[begin RECORDS SUPPLIED]

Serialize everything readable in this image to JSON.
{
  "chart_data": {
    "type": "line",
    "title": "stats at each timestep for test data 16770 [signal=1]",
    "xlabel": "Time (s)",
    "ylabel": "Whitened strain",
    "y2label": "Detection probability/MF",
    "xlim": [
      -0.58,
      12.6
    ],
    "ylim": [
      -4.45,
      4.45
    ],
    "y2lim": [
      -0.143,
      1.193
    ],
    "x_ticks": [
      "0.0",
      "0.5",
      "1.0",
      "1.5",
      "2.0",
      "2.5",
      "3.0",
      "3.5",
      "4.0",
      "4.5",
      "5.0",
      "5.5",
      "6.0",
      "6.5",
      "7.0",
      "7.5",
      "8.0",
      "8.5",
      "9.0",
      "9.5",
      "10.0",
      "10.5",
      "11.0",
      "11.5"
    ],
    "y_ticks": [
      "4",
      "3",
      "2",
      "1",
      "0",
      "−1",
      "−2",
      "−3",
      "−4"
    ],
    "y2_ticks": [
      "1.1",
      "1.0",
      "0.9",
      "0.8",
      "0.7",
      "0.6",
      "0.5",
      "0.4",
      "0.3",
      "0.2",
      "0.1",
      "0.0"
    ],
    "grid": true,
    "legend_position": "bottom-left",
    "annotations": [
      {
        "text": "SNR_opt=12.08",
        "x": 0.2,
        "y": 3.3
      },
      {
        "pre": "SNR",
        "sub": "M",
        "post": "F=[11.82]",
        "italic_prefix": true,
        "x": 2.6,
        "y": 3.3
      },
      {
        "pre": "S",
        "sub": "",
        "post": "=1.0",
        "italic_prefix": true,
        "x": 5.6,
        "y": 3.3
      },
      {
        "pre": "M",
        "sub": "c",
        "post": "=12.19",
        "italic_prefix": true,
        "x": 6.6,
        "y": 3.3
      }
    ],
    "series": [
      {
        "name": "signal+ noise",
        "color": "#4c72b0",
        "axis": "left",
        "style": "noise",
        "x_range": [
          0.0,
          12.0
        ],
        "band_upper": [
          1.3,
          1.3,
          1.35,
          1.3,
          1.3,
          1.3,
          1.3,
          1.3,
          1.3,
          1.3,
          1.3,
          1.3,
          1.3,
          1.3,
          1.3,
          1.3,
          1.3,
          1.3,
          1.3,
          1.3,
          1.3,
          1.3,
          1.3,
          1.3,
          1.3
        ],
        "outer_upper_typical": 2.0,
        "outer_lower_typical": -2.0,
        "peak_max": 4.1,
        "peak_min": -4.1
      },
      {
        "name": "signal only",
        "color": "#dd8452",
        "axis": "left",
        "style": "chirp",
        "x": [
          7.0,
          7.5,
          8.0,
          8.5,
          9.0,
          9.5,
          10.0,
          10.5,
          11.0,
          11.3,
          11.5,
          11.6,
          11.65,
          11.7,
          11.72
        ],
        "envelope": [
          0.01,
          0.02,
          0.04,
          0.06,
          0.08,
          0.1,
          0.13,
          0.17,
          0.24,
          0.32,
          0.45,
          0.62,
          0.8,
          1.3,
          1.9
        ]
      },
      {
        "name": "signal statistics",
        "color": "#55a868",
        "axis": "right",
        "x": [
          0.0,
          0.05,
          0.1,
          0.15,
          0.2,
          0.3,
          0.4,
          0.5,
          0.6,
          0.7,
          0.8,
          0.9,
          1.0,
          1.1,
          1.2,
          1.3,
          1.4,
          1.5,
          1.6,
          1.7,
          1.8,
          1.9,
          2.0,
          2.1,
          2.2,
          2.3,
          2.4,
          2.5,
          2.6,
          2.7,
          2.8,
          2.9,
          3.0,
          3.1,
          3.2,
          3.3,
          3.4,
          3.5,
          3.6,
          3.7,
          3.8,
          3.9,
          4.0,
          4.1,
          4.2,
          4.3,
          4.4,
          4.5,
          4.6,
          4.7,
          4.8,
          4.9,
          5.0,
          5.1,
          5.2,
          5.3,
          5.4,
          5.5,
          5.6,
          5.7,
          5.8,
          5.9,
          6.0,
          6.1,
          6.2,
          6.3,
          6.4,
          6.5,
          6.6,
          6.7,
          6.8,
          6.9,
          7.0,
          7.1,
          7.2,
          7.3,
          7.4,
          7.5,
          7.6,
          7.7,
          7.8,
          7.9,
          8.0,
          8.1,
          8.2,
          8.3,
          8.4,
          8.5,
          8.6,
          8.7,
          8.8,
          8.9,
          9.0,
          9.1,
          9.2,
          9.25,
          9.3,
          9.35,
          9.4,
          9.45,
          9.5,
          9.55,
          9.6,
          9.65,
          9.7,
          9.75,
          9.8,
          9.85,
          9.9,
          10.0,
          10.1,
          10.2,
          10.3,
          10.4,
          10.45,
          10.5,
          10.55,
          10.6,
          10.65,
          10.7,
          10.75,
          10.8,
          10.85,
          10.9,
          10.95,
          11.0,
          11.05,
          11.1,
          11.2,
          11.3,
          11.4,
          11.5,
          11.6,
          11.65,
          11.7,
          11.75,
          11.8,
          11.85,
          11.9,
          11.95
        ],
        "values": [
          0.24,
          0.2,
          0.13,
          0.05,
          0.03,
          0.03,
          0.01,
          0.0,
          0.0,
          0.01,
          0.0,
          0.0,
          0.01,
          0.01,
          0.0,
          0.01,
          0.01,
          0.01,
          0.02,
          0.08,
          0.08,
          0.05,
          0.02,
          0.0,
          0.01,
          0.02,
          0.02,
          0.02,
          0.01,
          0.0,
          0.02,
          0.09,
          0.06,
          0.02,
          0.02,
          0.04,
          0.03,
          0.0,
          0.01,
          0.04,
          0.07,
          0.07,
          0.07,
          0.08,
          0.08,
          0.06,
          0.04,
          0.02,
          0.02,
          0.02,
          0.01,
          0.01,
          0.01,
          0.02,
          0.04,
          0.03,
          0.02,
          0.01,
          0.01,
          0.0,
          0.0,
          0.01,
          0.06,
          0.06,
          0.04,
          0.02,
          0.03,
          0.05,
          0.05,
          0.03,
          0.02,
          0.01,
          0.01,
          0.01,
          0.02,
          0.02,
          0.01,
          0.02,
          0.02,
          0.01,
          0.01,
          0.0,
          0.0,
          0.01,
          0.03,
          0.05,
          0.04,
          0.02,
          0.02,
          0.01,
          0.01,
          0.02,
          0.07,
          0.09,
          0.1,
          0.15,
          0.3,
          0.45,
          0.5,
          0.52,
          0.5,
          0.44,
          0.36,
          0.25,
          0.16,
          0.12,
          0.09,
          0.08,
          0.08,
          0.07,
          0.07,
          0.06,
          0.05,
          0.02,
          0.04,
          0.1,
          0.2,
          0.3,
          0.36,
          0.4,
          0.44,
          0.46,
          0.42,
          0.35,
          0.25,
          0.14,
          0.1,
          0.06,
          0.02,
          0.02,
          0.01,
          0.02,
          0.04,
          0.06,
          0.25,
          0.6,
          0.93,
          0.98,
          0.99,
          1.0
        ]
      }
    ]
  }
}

[end RECORDS SUPPLIED]

WORK TO BE COMPLETED:
List every line from the entries above in which "name" appears.

SOLUTION TO THIS EXERCISE:
        "name": "signal+ noise",
        "name": "signal only",
        "name": "signal statistics",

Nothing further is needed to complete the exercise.